▸ **RECORDS TO PROCESS**
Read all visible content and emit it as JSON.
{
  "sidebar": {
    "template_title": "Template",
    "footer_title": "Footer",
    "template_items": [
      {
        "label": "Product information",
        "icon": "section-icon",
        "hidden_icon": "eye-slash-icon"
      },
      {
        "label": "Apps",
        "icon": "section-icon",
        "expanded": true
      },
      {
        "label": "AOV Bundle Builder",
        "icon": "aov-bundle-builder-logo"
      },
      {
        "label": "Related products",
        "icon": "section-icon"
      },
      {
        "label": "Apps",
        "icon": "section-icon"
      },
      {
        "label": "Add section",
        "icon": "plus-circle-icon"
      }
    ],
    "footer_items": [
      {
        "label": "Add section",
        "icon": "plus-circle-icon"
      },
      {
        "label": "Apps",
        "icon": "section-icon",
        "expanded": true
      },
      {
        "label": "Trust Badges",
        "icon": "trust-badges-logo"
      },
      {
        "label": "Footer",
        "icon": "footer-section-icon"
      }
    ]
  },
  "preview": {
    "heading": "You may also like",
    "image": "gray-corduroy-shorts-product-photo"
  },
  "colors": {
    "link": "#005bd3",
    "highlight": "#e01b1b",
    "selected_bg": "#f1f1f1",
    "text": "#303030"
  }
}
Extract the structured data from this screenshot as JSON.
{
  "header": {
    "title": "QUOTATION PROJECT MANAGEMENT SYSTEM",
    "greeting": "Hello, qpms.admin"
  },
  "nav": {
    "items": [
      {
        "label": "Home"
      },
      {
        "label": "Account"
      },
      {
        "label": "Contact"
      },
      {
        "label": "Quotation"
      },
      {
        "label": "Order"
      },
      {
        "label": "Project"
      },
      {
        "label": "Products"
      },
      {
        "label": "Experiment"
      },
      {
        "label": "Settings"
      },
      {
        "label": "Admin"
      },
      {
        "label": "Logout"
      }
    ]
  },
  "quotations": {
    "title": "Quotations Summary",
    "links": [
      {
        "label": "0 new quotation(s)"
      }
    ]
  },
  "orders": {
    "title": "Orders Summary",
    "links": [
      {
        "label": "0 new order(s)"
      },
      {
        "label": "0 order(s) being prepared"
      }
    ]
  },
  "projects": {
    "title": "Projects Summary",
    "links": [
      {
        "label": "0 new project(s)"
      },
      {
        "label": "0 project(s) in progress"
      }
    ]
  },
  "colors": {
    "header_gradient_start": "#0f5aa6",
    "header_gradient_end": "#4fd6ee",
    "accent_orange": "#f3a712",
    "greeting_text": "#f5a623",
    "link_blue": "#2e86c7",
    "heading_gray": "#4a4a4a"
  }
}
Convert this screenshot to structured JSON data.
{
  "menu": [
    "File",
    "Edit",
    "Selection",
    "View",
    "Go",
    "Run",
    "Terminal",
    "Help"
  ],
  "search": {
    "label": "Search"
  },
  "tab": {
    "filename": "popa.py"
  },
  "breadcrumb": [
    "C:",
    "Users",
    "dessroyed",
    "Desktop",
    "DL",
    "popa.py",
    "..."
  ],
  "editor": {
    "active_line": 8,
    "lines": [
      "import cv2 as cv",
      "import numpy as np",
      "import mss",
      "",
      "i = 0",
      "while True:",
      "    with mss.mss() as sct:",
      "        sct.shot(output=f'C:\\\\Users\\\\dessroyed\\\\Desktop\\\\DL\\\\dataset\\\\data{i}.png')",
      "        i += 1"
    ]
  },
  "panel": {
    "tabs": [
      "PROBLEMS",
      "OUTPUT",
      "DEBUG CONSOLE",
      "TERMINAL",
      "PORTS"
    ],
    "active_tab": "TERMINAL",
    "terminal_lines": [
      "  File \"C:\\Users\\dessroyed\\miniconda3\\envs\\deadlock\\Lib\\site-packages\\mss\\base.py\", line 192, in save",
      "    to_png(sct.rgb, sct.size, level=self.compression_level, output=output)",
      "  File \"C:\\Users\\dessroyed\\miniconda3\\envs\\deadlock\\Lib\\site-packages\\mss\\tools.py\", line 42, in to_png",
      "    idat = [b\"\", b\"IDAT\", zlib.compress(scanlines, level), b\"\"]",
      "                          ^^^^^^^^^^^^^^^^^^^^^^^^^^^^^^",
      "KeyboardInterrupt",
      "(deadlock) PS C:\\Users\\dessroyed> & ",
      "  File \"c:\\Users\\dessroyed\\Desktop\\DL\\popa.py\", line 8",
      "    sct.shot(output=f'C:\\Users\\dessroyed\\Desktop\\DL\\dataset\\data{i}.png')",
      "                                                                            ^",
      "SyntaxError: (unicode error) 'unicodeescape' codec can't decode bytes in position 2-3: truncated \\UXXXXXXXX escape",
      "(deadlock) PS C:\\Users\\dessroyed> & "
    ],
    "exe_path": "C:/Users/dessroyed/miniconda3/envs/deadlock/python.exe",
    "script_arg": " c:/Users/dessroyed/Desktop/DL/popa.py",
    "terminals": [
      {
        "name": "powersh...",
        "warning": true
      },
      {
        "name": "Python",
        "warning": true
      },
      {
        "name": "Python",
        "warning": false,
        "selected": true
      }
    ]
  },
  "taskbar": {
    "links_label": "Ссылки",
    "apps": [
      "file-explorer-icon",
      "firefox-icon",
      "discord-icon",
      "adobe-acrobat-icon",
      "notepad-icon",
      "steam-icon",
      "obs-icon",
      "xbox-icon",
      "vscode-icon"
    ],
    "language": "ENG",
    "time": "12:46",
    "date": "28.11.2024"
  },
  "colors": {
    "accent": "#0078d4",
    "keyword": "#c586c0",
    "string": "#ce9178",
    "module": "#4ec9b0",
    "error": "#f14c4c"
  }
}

▸ **WORK INSTRUCTIONS**
Each record above should be returned exactly as it appears.

▸ **EXERCISE ANSWER**
Read all visible content and emit it as JSON.
{
  "sidebar": {
    "template_title": "Template",
    "footer_title": "Footer",
    "template_items": [
      {
        "label": "Product information",
        "icon": "section-icon",
        "hidden_icon": "eye-slash-icon"
      },
      {
        "label": "Apps",
        "icon": "section-icon",
        "expanded": true
      },
      {
        "label": "AOV Bundle Builder",
        "icon": "aov-bundle-builder-logo"
      },
      {
        "label": "Related products",
        "icon": "section-icon"
      },
      {
        "label": "Apps",
        "icon": "section-icon"
      },
      {
        "label": "Add section",
        "icon": "plus-circle-icon"
      }
    ],
    "footer_items": [
      {
        "label": "Add section",
        "icon": "plus-circle-icon"
      },
      {
        "label": "Apps",
        "icon": "section-icon",
        "expanded": true
      },
      {
        "label": "Trust Badges",
        "icon": "trust-badges-logo"
      },
      {
        "label": "Footer",
        "icon": "footer-section-icon"
      }
    ]
  },
  "preview": {
    "heading": "You may also like",
    "image": "gray-corduroy-shorts-product-photo"
  },
  "colors": {
    "link": "#005bd3",
    "highlight": "#e01b1b",
    "selected_bg": "#f1f1f1",
    "text": "#303030"
  }
}
Extract the structured data from this screenshot as JSON.
{
  "header": {
    "title": "QUOTATION PROJECT MANAGEMENT SYSTEM",
    "greeting": "Hello, qpms.admin"
  },
  "nav": {
    "items": [
      {
        "label": "Home"
      },
      {
        "label": "Account"
      },
      {
        "label": "Contact"
      },
      {
        "label": "Quotation"
      },
      {
        "label": "Order"
      },
      {
        "label": "Project"
      },
      {
        "label": "Products"
      },
      {
        "label": "Experiment"
      },
      {
        "label": "Settings"
      },
      {
        "label": "Admin"
      },
      {
        "label": "Logout"
      }
    ]
  },
  "quotations": {
    "title": "Quotations Summary",
    "links": [
      {
        "label": "0 new quotation(s)"
      }
    ]
  },
  "orders": {
    "title": "Orders Summary",
    "links": [
      {
        "label": "0 new order(s)"
      },
      {
        "label": "0 order(s) being prepared"
      }
    ]
  },
  "projects": {
    "title": "Projects Summary",
    "links": [
      {
        "label": "0 new project(s)"
      },
      {
        "label": "0 project(s) in progress"
      }
    ]
  },
  "colors": {
    "header_gradient_start": "#0f5aa6",
    "header_gradient_end": "#4fd6ee",
    "accent_orange": "#f3a712",
    "greeting_text": "#f5a623",
    "link_blue": "#2e86c7",
    "heading_gray": "#4a4a4a"
  }
}
Convert this screenshot to structured JSON data.
{
  "menu": [
    "File",
    "Edit",
    "Selection",
    "View",
    "Go",
    "Run",
    "Terminal",
    "Help"
  ],
  "search": {
    "label": "Search"
  },
  "tab": {
    "filename": "popa.py"
  },
  "breadcrumb": [
    "C:",
    "Users",
    "dessroyed",
    "Desktop",
    "DL",
    "popa.py",
    "..."
  ],
  "editor": {
    "active_line": 8,
    "lines": [
      "import cv2 as cv",
      "import numpy as np",
      "import mss",
      "",
      "i = 0",
      "while True:",
      "    with mss.mss() as sct:",
      "        sct.shot(output=f'C:\\\\Users\\\\dessroyed\\\\Desktop\\\\DL\\\\dataset\\\\data{i}.png')",
      "        i += 1"
    ]
  },
  "panel": {
    "tabs": [
      "PROBLEMS",
      "OUTPUT",
      "DEBUG CONSOLE",
      "TERMINAL",
      "PORTS"
    ],
    "active_tab": "TERMINAL",
    "terminal_lines": [
      "  File \"C:\\Users\\dessroyed\\miniconda3\\envs\\deadlock\\Lib\\site-packages\\mss\\base.py\", line 192, in save",
      "    to_png(sct.rgb, sct.size, level=self.compression_level, output=output)",
      "  File \"C:\\Users\\dessroyed\\miniconda3\\envs\\deadlock\\Lib\\site-packages\\mss\\tools.py\", line 42, in to_png",
      "    idat = [b\"\", b\"IDAT\", zlib.compress(scanlines, level), b\"\"]",
      "                          ^^^^^^^^^^^^^^^^^^^^^^^^^^^^^^",
      "KeyboardInterrupt",
      "(deadlock) PS C:\\Users\\dessroyed> & ",
      "  File \"c:\\Users\\dessroyed\\Desktop\\DL\\popa.py\", line 8",
      "    sct.shot(output=f'C:\\Users\\dessroyed\\Desktop\\DL\\dataset\\data{i}.png')",
      "                                                                            ^",
      "SyntaxError: (unicode error) 'unicodeescape' codec can't decode bytes in position 2-3: truncated \\UXXXXXXXX escape",
      "(deadlock) PS C:\\Users\\dessroyed> & "
    ],
    "exe_path": "C:/Users/dessroyed/miniconda3/envs/deadlock/python.exe",
    "script_arg": " c:/Users/dessroyed/Desktop/DL/popa.py",
    "terminals": [
      {
        "name": "powersh...",
        "warning": true
      },
      {
        "name": "Python",
        "warning": true
      },
      {
        "name": "Python",
        "warning": false,
        "selected": true
      }
    ]
  },
  "taskbar": {
    "links_label": "Ссылки",
    "apps": [
      "file-explorer-icon",
      "firefox-icon",
      "discord-icon",
      "adobe-acrobat-icon",
      "notepad-icon",
      "steam-icon",
      "obs-icon",
      "xbox-icon",
      "vscode-icon"
    ],
    "language": "ENG",
    "time": "12:46",
    "date": "28.11.2024"
  },
  "colors": {
    "accent": "#0078d4",
    "keyword": "#c586c0",
    "string": "#ce9178",
    "module": "#4ec9b0",
    "error": "#f14c4c"
  }
}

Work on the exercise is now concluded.